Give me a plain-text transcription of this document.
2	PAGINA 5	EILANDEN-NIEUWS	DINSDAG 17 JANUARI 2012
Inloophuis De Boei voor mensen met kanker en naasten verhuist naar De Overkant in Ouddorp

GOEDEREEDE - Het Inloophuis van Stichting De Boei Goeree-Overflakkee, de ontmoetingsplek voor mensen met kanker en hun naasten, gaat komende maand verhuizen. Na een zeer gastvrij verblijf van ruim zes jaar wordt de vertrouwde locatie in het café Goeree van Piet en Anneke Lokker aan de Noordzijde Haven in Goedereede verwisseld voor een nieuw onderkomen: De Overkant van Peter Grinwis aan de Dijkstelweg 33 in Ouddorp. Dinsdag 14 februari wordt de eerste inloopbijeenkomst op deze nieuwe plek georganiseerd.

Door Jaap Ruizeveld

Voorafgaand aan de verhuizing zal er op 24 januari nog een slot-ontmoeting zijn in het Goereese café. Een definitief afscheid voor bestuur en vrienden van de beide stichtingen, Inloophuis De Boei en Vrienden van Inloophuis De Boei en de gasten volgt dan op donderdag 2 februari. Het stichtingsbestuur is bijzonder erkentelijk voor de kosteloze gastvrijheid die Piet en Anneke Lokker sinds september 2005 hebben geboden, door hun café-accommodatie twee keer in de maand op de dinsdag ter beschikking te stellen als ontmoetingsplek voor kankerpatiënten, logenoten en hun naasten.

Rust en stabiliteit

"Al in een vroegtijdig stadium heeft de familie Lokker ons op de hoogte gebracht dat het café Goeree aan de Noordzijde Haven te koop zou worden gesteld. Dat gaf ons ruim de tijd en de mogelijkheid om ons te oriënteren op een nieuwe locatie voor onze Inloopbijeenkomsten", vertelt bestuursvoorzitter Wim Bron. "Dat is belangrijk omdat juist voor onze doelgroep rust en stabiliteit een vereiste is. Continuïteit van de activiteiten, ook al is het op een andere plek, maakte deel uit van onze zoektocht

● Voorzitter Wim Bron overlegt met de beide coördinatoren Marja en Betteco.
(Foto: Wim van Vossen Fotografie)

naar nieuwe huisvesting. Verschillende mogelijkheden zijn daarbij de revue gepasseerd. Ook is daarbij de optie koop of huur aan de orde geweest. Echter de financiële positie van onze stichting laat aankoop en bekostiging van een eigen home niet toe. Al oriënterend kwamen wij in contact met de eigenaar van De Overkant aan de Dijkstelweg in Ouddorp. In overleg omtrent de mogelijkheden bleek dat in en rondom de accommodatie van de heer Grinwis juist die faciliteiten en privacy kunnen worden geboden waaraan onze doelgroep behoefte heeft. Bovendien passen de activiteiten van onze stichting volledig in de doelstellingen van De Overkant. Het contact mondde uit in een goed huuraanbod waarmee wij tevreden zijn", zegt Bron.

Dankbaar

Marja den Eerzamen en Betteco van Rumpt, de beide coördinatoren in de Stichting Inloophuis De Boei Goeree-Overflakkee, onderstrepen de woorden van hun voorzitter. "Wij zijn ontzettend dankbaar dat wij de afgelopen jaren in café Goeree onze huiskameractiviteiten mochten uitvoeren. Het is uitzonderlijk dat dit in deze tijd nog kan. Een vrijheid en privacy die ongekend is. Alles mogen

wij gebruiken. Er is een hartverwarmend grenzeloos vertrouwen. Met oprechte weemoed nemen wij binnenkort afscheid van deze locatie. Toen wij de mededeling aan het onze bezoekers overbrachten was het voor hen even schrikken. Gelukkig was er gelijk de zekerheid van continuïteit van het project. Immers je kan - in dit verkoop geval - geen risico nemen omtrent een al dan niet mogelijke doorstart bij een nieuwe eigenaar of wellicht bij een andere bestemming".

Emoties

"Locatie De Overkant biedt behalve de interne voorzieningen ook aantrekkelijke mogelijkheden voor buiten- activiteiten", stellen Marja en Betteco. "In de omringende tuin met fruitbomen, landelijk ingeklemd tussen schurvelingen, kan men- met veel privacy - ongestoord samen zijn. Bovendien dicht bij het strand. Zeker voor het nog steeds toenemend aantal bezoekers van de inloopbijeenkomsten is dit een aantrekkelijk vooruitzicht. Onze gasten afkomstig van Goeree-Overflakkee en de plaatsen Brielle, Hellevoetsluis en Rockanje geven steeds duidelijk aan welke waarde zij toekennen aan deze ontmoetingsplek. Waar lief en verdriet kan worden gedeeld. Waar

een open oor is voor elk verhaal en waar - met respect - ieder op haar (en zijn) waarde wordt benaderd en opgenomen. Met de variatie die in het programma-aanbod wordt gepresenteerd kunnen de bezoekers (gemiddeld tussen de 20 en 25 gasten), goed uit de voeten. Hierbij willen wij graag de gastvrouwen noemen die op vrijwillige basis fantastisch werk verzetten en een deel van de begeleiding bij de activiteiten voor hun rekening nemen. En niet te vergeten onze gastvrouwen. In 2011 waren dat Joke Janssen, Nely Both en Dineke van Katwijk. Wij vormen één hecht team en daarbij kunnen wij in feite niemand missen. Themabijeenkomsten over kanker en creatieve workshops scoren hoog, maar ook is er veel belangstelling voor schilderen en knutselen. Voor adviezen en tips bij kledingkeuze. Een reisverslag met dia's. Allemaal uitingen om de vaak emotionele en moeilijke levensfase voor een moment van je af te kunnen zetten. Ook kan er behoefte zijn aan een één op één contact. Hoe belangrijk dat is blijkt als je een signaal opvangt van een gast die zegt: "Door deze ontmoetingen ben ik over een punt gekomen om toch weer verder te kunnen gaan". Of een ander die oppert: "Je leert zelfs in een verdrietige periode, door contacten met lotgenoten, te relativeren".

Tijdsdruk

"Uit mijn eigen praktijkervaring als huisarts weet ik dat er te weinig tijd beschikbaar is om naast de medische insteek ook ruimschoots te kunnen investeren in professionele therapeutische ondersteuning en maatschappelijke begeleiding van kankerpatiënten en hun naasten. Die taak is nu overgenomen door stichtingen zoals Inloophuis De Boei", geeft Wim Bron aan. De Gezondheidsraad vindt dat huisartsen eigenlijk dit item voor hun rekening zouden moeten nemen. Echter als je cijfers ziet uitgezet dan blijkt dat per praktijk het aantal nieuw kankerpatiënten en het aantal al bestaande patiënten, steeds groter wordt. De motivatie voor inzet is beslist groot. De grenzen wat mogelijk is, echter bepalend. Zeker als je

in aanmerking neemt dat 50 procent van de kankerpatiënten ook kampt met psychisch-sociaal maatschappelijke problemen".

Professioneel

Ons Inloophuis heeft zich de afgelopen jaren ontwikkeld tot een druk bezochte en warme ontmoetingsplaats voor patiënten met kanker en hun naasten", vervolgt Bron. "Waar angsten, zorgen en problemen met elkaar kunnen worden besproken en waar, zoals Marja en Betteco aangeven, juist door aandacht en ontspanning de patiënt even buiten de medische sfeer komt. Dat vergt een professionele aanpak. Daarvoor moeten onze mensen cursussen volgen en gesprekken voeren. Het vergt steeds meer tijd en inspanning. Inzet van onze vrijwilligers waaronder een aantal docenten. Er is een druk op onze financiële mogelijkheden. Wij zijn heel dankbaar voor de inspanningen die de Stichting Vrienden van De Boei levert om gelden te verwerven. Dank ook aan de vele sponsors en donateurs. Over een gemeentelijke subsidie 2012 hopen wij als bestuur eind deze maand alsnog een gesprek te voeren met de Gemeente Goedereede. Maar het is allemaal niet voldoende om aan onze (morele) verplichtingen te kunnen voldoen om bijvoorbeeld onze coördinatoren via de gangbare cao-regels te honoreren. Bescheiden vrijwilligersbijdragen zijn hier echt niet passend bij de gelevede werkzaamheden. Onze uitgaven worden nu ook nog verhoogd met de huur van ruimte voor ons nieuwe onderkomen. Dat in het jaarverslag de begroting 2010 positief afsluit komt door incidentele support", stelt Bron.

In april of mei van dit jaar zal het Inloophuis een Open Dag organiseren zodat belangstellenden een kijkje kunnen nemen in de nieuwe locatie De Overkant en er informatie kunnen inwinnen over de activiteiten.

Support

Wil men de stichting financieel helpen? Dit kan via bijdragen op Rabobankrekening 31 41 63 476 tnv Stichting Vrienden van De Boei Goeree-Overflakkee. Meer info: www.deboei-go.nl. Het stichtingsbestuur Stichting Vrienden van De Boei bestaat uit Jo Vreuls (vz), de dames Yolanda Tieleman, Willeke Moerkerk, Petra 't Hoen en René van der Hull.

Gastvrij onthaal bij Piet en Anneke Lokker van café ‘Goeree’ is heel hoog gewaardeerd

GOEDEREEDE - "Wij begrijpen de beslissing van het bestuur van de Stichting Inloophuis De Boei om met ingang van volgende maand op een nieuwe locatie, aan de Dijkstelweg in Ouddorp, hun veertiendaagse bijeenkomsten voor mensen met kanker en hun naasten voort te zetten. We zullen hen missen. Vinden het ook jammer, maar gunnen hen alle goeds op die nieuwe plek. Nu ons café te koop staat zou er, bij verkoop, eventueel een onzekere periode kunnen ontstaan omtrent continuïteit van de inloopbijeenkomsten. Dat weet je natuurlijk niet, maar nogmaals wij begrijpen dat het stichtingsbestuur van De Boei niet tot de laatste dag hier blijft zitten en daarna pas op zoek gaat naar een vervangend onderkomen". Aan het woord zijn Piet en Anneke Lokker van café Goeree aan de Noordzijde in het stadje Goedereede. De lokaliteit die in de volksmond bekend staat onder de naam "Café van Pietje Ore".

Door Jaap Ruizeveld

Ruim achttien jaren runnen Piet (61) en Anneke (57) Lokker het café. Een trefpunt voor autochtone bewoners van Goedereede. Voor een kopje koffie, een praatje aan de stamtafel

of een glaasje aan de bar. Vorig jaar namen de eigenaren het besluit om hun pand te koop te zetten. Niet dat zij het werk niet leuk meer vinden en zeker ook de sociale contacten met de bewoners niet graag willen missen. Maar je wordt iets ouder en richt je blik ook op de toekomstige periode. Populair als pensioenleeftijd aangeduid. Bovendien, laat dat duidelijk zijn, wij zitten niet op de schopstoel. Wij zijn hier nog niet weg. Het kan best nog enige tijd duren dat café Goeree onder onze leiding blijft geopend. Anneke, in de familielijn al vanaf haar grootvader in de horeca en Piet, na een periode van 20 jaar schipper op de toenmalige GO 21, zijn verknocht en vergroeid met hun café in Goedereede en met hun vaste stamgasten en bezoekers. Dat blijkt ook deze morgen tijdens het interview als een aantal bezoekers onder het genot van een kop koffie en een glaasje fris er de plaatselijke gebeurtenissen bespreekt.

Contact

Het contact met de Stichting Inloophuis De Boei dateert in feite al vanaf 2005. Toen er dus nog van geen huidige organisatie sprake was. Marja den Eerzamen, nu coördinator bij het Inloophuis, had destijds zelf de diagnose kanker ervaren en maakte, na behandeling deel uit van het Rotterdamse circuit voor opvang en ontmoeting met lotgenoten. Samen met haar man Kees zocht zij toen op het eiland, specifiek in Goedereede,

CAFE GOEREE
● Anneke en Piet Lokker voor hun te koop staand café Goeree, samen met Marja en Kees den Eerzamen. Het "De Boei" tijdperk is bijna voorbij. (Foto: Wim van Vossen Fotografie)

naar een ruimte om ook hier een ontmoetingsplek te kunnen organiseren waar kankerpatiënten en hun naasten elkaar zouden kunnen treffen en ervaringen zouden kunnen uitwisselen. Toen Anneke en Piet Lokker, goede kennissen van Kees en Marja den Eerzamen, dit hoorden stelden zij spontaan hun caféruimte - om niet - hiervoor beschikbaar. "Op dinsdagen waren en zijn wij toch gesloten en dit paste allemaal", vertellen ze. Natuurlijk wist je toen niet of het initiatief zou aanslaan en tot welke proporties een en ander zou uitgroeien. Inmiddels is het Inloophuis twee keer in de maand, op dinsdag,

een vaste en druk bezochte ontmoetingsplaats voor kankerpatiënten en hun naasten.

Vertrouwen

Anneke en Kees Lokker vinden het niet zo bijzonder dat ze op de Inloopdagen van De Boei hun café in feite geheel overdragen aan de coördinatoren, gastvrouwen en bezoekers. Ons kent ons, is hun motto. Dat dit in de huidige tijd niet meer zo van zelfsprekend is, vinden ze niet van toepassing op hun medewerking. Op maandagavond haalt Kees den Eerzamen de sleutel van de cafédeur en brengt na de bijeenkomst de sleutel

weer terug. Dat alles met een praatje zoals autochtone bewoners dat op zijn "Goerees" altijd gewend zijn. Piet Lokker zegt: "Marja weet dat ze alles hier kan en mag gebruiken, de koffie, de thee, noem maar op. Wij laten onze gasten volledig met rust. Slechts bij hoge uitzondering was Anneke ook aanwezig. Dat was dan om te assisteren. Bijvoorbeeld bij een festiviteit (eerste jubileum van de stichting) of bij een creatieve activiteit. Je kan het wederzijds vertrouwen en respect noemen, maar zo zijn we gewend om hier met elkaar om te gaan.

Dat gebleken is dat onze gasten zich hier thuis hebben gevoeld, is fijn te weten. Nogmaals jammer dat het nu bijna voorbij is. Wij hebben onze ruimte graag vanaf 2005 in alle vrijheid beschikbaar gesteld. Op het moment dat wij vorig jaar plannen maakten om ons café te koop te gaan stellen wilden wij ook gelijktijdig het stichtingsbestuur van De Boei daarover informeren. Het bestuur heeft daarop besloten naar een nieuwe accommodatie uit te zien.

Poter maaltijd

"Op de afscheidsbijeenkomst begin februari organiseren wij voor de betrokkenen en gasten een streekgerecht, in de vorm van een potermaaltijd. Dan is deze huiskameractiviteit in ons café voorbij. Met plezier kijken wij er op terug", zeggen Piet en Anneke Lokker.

PROBLEM: Find the lines that mention "voorbij" in the entries and show them.

ANSWER BELOW:
● Anneke en Piet Lokker voor hun te koop staand café Goeree, samen met Marja en Kees den Eerzamen. Het "De Boei" tijdperk is bijna voorbij. (Foto: Wim van Vossen Fotografie)
Dat gebleken is dat onze gasten zich hier thuis hebben gevoeld, is fijn te weten. Nogmaals jammer dat het nu bijna voorbij is. Wij hebben onze ruimte graag vanaf 2005 in alle vrijheid beschikbaar gesteld. Op het moment dat wij vorig jaar plannen maakten om ons café te koop te gaan stellen wilden wij ook gelijktijdig het stichtingsbestuur van De Boei daarover informeren. Het bestuur heeft daarop besloten naar een nieuwe accommodatie uit te zien.
"Op de afscheidsbijeenkomst begin februari organiseren wij voor de betrokkenen en gasten een streekgerecht, in de vorm van een potermaaltijd. Dan is deze huiskameractiviteit in ons café voorbij. Met plezier kijken wij er op terug", zeggen Piet en Anneke Lokker.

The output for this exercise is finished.